> [Given problem]:
Wherever the string "农产品安全质量" occurs in a line of these records, report that line.

---

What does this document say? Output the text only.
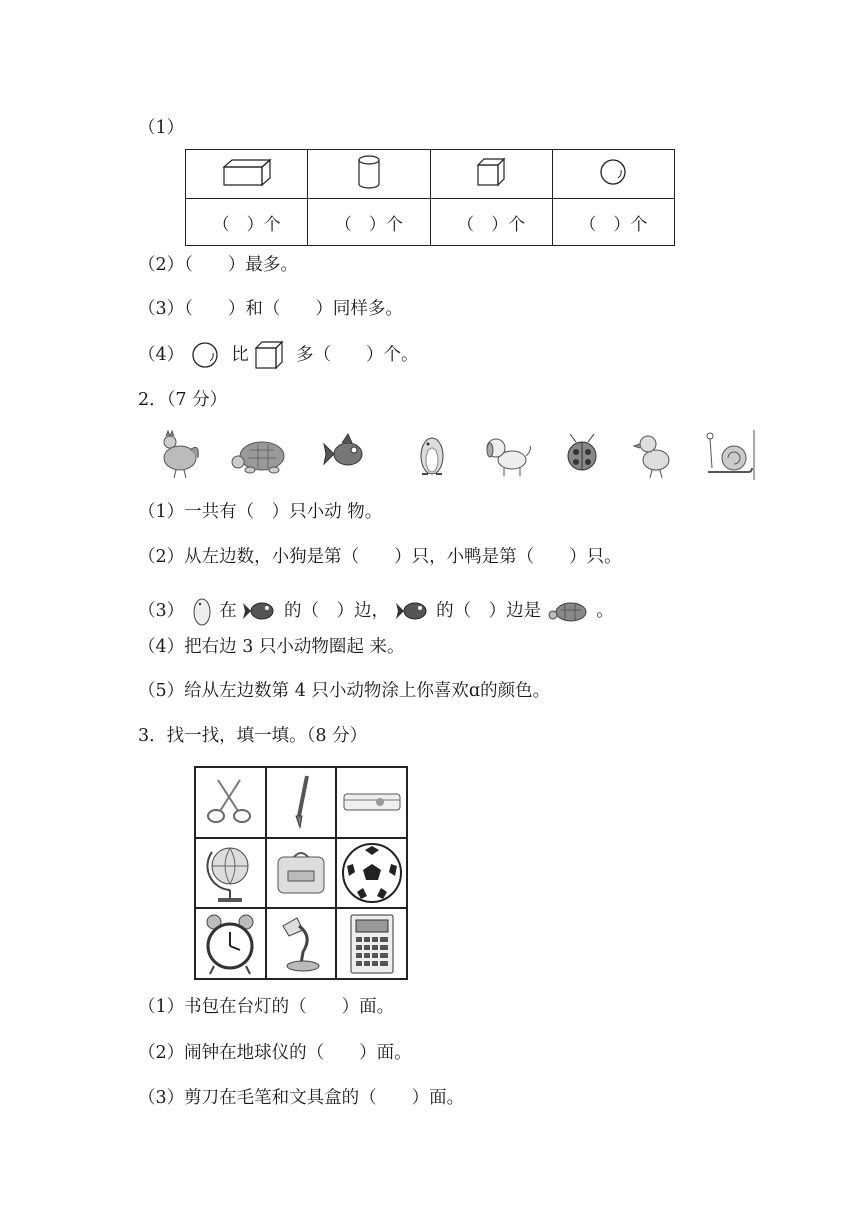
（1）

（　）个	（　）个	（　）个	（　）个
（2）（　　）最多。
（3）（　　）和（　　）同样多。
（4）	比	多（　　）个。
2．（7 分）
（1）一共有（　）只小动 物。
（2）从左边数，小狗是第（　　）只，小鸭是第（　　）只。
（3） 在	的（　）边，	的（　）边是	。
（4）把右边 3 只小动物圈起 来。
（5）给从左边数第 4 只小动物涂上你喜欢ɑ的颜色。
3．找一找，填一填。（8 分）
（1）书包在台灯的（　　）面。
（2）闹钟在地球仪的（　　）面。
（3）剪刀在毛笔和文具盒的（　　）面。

---

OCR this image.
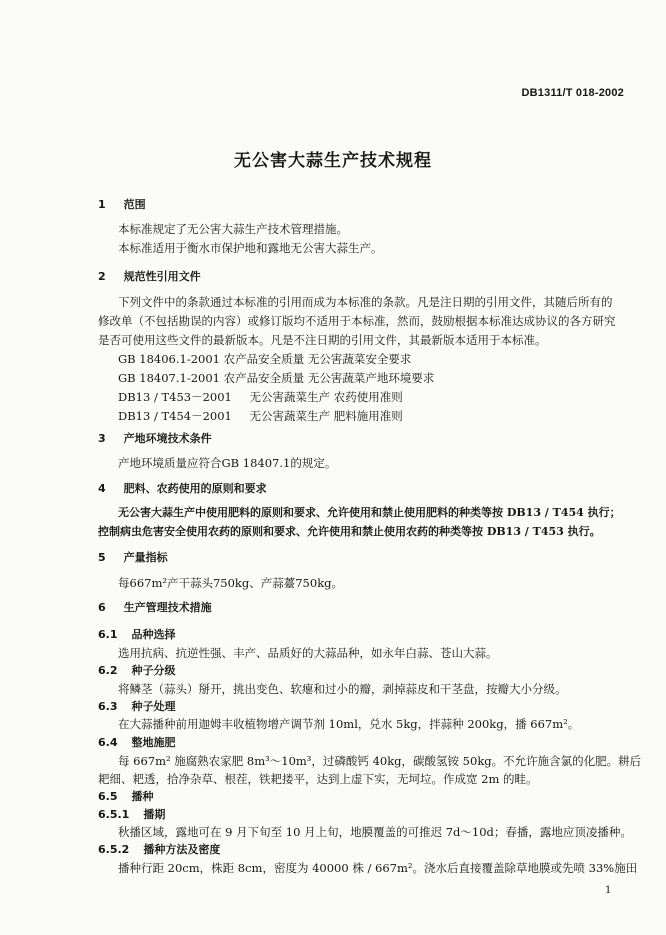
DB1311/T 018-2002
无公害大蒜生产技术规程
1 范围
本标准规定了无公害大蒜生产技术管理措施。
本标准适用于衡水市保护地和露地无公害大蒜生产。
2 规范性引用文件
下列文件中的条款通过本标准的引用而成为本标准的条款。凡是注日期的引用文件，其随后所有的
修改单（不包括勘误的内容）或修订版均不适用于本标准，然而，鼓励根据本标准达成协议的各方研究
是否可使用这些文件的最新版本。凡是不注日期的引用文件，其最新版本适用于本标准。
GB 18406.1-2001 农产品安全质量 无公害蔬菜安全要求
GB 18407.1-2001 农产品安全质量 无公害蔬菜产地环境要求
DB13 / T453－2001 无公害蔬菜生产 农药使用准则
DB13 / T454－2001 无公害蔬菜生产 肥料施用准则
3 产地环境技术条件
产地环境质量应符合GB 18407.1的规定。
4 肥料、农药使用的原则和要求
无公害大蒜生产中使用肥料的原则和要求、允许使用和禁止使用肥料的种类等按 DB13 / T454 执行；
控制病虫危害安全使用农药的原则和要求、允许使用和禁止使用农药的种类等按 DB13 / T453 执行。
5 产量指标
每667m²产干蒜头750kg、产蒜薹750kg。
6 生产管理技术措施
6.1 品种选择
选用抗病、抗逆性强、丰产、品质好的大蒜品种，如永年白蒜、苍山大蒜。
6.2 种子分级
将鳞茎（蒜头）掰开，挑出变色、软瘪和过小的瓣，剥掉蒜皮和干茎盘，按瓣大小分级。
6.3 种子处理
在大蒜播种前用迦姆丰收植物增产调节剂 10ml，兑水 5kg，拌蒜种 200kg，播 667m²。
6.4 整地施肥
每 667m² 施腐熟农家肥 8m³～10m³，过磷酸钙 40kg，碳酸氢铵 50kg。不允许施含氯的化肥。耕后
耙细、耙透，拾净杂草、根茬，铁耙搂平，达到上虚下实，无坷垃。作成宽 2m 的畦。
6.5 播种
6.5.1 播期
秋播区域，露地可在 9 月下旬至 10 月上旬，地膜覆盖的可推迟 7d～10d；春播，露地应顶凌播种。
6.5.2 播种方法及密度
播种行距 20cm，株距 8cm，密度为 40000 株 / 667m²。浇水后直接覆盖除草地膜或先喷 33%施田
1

---

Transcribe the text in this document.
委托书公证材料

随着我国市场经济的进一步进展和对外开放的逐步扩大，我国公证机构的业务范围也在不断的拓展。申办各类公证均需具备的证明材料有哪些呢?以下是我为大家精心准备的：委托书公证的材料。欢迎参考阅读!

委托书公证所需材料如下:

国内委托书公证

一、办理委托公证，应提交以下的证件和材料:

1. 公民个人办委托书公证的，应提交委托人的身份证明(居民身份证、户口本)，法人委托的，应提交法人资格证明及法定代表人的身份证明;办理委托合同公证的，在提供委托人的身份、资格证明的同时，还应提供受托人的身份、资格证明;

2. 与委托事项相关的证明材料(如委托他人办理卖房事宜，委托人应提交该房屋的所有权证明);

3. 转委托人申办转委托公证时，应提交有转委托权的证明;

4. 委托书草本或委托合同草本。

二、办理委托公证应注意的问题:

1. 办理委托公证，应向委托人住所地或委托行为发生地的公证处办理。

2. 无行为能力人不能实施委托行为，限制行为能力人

---

> [Response to the exercise]:
GB 18406.1-2001 农产品安全质量 无公害蔬菜安全要求
GB 18407.1-2001 农产品安全质量 无公害蔬菜产地环境要求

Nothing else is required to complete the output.